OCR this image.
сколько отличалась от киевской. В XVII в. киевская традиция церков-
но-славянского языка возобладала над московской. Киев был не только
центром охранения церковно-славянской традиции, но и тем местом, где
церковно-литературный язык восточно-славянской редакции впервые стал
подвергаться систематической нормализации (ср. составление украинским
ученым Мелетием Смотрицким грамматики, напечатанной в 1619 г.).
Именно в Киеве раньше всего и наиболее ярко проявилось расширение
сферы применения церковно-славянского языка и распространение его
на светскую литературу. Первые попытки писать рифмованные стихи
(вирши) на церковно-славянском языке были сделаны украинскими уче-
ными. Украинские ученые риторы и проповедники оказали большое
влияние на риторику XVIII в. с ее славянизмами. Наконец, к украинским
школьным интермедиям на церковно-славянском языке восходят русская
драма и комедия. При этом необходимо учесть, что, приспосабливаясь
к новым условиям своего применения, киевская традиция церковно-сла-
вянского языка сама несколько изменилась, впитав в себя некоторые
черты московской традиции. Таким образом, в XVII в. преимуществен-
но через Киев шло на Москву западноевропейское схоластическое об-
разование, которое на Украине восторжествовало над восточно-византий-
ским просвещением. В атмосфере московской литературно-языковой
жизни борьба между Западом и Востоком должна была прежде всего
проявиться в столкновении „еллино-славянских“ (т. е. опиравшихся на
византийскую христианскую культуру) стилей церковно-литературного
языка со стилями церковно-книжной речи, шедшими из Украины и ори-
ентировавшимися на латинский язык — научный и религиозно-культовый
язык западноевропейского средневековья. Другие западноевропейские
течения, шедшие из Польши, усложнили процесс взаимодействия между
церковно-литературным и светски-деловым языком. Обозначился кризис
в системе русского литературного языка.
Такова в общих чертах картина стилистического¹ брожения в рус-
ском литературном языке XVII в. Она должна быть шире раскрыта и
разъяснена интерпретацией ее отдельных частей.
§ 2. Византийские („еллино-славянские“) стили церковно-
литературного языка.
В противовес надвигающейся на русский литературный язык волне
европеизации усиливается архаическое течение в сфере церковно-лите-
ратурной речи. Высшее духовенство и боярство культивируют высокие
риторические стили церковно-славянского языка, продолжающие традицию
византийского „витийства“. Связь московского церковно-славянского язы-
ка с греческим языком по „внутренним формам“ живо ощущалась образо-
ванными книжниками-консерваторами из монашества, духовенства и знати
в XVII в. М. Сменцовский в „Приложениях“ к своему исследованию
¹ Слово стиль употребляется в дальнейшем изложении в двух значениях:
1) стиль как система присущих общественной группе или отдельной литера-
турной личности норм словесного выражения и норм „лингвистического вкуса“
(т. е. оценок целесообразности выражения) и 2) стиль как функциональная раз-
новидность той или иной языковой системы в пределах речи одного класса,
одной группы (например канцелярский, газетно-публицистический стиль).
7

=== Task ===
Transcribe all of the material exactly. Omit nothing.

=== Solution for this task ===
OCR this image.
сколько отличалась от киевской. В XVII в. киевская традиция церков-
но-славянского языка возобладала над московской. Киев был не только
центром охранения церковно-славянской традиции, но и тем местом, где
церковно-литературный язык восточно-славянской редакции впервые стал
подвергаться систематической нормализации (ср. составление украинским
ученым Мелетием Смотрицким грамматики, напечатанной в 1619 г.).
Именно в Киеве раньше всего и наиболее ярко проявилось расширение
сферы применения церковно-славянского языка и распространение его
на светскую литературу. Первые попытки писать рифмованные стихи
(вирши) на церковно-славянском языке были сделаны украинскими уче-
ными. Украинские ученые риторы и проповедники оказали большое
влияние на риторику XVIII в. с ее славянизмами. Наконец, к украинским
школьным интермедиям на церковно-славянском языке восходят русская
драма и комедия. При этом необходимо учесть, что, приспосабливаясь
к новым условиям своего применения, киевская традиция церковно-сла-
вянского языка сама несколько изменилась, впитав в себя некоторые
черты московской традиции. Таким образом, в XVII в. преимуществен-
но через Киев шло на Москву западноевропейское схоластическое об-
разование, которое на Украине восторжествовало над восточно-византий-
ским просвещением. В атмосфере московской литературно-языковой
жизни борьба между Западом и Востоком должна была прежде всего
проявиться в столкновении „еллино-славянских“ (т. е. опиравшихся на
византийскую христианскую культуру) стилей церковно-литературного
языка со стилями церковно-книжной речи, шедшими из Украины и ори-
ентировавшимися на латинский язык — научный и религиозно-культовый
язык западноевропейского средневековья. Другие западноевропейские
течения, шедшие из Польши, усложнили процесс взаимодействия между
церковно-литературным и светски-деловым языком. Обозначился кризис
в системе русского литературного языка.
Такова в общих чертах картина стилистического¹ брожения в рус-
ском литературном языке XVII в. Она должна быть шире раскрыта и
разъяснена интерпретацией ее отдельных частей.
§ 2. Византийские („еллино-славянские“) стили церковно-
литературного языка.
В противовес надвигающейся на русский литературный язык волне
европеизации усиливается архаическое течение в сфере церковно-лите-
ратурной речи. Высшее духовенство и боярство культивируют высокие
риторические стили церковно-славянского языка, продолжающие традицию
византийского „витийства“. Связь московского церковно-славянского язы-
ка с греческим языком по „внутренним формам“ живо ощущалась образо-
ванными книжниками-консерваторами из монашества, духовенства и знати
в XVII в. М. Сменцовский в „Приложениях“ к своему исследованию
¹ Слово стиль употребляется в дальнейшем изложении в двух значениях:
1) стиль как система присущих общественной группе или отдельной литера-
турной личности норм словесного выражения и норм „лингвистического вкуса“
(т. е. оценок целесообразности выражения) и 2) стиль как функциональная раз-
новидность той или иной языковой системы в пределах речи одного класса,
одной группы (например канцелярский, газетно-публицистический стиль).
7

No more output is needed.